++++ Given data ++++

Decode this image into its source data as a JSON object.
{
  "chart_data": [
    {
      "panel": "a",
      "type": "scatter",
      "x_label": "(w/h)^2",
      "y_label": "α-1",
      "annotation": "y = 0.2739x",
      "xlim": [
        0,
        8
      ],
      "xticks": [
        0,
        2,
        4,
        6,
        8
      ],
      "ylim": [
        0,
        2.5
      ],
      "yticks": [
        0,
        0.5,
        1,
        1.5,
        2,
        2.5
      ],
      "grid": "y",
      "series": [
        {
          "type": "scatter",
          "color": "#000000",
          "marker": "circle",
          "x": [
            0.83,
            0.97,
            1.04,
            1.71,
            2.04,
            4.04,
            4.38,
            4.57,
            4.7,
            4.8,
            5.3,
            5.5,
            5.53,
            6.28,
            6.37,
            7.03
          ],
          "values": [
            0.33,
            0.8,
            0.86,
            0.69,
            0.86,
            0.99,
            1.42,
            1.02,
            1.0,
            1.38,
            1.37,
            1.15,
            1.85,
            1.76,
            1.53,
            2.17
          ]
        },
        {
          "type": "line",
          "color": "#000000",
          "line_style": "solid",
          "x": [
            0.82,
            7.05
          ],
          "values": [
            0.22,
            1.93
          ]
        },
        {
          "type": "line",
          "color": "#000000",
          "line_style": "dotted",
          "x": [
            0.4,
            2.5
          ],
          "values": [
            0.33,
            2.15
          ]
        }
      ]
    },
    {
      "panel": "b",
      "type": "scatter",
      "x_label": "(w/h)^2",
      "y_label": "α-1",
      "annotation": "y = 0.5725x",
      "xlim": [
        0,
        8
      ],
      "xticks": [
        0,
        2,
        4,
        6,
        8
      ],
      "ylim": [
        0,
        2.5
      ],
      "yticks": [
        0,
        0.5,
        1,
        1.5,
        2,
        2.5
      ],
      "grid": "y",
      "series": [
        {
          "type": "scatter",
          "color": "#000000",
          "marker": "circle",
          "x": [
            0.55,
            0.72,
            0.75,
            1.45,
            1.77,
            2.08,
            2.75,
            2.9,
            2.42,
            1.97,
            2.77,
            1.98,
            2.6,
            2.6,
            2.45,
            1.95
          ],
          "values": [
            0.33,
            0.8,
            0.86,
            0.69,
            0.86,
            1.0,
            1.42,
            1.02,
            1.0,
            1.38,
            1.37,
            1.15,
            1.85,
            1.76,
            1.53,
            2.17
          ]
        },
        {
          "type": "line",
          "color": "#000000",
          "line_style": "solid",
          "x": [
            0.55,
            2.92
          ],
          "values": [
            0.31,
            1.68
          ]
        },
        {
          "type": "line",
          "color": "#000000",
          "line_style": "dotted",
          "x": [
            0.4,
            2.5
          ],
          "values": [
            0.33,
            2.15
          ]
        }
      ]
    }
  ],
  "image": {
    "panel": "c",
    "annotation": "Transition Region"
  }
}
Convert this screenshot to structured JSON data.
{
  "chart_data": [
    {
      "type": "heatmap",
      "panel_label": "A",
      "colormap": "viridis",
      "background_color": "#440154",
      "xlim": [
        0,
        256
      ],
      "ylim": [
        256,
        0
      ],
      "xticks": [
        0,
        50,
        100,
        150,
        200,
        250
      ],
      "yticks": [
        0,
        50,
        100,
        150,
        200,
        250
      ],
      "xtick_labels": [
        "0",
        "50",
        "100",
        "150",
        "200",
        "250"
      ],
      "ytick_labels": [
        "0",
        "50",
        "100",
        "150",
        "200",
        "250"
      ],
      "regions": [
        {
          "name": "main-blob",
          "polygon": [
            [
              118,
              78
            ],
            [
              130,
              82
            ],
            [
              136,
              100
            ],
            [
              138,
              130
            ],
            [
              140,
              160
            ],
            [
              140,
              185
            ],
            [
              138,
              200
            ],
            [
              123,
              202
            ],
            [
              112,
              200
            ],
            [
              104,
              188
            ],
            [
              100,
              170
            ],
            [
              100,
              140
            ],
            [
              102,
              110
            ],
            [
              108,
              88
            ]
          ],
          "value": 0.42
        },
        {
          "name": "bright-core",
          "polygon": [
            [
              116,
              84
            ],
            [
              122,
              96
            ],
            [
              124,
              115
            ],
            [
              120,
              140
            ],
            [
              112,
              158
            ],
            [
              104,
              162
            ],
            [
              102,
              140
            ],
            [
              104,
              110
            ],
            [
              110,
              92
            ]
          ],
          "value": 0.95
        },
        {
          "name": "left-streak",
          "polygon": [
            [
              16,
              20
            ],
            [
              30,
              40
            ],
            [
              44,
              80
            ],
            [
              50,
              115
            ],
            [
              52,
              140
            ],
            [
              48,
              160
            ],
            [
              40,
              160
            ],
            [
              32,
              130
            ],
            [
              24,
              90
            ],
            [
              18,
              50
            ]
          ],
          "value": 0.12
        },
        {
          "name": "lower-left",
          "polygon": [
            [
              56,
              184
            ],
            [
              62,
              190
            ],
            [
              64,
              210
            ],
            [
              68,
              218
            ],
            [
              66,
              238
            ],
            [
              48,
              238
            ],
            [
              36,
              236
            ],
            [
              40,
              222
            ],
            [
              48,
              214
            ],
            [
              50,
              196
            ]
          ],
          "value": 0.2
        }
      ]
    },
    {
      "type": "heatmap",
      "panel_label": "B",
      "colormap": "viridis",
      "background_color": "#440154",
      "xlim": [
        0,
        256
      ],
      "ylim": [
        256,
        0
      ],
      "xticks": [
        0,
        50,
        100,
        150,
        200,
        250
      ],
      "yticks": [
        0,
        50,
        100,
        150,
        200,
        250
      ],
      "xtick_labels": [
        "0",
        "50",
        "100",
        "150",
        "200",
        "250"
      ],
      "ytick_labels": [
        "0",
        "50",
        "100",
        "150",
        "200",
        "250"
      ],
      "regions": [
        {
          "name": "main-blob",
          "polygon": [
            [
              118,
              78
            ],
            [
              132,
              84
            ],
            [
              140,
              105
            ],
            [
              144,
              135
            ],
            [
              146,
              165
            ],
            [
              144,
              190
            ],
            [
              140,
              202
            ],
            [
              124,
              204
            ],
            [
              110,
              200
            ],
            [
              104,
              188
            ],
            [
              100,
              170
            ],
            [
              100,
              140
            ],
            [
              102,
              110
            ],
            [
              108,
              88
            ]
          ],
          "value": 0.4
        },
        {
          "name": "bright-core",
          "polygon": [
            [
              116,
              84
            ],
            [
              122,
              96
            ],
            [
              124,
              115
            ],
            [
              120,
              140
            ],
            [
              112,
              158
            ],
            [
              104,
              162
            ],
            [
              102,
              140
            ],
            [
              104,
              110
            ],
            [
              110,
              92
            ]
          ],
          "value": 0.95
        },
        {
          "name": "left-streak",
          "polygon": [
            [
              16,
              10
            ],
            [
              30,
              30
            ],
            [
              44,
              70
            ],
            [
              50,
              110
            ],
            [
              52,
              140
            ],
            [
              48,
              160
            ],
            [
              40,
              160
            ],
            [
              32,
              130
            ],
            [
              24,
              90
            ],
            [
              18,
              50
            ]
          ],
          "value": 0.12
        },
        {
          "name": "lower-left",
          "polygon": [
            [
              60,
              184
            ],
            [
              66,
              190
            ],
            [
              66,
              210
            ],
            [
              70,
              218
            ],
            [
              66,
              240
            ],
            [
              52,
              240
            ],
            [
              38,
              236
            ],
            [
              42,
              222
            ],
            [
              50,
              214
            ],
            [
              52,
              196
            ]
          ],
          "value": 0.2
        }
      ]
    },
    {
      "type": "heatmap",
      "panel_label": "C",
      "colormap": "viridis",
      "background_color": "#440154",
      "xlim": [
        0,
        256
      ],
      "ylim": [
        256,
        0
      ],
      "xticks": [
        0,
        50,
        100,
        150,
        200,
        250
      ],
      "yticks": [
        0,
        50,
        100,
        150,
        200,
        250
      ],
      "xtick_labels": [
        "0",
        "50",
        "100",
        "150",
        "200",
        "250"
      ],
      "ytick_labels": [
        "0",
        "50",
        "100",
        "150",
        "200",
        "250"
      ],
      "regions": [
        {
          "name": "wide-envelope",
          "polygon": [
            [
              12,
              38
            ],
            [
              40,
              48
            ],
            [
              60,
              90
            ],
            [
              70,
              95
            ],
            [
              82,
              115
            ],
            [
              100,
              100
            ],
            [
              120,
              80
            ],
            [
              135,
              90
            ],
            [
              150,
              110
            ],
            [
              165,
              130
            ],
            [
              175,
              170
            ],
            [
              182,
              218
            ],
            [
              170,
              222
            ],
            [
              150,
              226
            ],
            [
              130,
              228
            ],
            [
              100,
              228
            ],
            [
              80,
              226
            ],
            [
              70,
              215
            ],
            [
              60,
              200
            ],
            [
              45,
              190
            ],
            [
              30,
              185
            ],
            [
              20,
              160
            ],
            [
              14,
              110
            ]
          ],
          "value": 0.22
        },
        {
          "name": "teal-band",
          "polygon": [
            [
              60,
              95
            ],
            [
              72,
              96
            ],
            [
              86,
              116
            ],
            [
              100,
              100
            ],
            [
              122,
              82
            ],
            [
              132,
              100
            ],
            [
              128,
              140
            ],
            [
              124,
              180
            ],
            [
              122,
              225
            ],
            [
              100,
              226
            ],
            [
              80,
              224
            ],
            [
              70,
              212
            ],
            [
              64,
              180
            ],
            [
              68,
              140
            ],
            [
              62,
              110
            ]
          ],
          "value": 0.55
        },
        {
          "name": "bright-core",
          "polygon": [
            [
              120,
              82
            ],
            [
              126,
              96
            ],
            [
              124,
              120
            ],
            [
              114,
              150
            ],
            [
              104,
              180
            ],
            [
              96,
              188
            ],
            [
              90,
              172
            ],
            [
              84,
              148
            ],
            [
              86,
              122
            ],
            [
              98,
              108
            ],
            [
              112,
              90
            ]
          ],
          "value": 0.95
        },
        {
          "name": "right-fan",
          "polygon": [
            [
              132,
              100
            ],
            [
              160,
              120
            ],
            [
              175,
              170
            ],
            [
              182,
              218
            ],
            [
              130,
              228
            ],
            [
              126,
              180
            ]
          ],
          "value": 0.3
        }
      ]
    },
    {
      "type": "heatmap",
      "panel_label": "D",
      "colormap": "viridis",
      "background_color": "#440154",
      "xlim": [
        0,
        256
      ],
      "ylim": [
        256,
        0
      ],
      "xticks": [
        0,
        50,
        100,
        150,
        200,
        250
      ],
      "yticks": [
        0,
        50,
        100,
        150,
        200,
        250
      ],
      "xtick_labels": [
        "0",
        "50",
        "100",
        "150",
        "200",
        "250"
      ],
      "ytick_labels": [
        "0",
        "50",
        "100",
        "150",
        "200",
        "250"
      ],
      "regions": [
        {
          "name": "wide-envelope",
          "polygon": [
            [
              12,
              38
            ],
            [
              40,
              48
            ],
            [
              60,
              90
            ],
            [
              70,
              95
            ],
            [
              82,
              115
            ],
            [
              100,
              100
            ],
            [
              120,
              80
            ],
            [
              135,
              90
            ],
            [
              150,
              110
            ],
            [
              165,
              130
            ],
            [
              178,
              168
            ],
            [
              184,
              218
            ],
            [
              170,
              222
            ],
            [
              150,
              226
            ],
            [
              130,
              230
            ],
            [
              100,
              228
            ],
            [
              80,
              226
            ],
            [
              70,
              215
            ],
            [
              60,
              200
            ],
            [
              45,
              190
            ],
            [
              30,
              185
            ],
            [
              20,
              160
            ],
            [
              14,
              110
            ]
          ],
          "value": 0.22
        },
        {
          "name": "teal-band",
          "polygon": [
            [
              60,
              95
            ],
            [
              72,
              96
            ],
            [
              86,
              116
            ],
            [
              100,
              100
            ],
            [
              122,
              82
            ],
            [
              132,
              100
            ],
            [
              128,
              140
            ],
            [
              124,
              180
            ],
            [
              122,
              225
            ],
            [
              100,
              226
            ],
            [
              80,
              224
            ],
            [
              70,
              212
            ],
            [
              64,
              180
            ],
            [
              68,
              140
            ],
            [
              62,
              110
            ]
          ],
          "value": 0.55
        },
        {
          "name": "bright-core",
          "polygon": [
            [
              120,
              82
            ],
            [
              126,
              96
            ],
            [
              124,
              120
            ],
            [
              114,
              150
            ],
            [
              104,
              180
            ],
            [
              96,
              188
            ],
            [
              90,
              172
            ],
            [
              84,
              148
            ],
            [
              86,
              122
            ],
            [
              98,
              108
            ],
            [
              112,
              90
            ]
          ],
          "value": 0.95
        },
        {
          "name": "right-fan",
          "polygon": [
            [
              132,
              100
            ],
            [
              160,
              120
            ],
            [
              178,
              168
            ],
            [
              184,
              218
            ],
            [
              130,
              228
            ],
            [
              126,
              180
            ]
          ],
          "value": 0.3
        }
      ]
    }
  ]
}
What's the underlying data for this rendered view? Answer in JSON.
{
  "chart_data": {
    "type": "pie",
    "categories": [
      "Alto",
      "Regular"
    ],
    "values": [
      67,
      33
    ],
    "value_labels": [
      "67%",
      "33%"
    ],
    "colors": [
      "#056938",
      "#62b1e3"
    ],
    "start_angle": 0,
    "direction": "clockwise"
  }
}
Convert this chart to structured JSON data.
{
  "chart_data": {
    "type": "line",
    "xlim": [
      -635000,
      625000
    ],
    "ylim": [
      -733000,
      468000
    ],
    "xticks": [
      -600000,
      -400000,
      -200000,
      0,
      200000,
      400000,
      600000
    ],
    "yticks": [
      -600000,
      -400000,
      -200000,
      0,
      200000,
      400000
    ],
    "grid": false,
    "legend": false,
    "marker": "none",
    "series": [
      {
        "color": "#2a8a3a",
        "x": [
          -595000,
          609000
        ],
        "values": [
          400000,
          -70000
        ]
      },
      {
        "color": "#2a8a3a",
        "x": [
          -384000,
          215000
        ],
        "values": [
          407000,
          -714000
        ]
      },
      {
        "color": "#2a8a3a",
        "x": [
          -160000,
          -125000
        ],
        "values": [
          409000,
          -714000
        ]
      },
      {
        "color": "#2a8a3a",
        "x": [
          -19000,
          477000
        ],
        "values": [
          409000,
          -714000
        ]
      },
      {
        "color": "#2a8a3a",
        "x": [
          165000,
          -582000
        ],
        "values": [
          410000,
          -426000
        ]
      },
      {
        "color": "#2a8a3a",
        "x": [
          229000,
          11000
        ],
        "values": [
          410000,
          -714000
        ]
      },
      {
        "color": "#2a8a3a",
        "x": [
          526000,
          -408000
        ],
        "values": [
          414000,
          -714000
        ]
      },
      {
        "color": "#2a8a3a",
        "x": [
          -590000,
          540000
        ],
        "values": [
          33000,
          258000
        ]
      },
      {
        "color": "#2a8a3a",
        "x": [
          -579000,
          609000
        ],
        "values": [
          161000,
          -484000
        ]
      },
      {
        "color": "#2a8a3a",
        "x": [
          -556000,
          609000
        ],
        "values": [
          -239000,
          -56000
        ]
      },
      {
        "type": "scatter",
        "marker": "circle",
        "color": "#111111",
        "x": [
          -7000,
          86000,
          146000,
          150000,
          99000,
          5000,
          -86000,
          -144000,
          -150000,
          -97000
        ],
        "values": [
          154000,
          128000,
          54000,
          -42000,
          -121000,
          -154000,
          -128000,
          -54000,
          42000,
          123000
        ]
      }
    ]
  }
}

++++

◆ Short task
Above are the records. Identify each line that contains the word "JSON".

◆ Solved exercise
Decode this image into its source data as a JSON object.
Convert this screenshot to structured JSON data.
What's the underlying data for this rendered view? Answer in JSON.
Convert this chart to structured JSON data.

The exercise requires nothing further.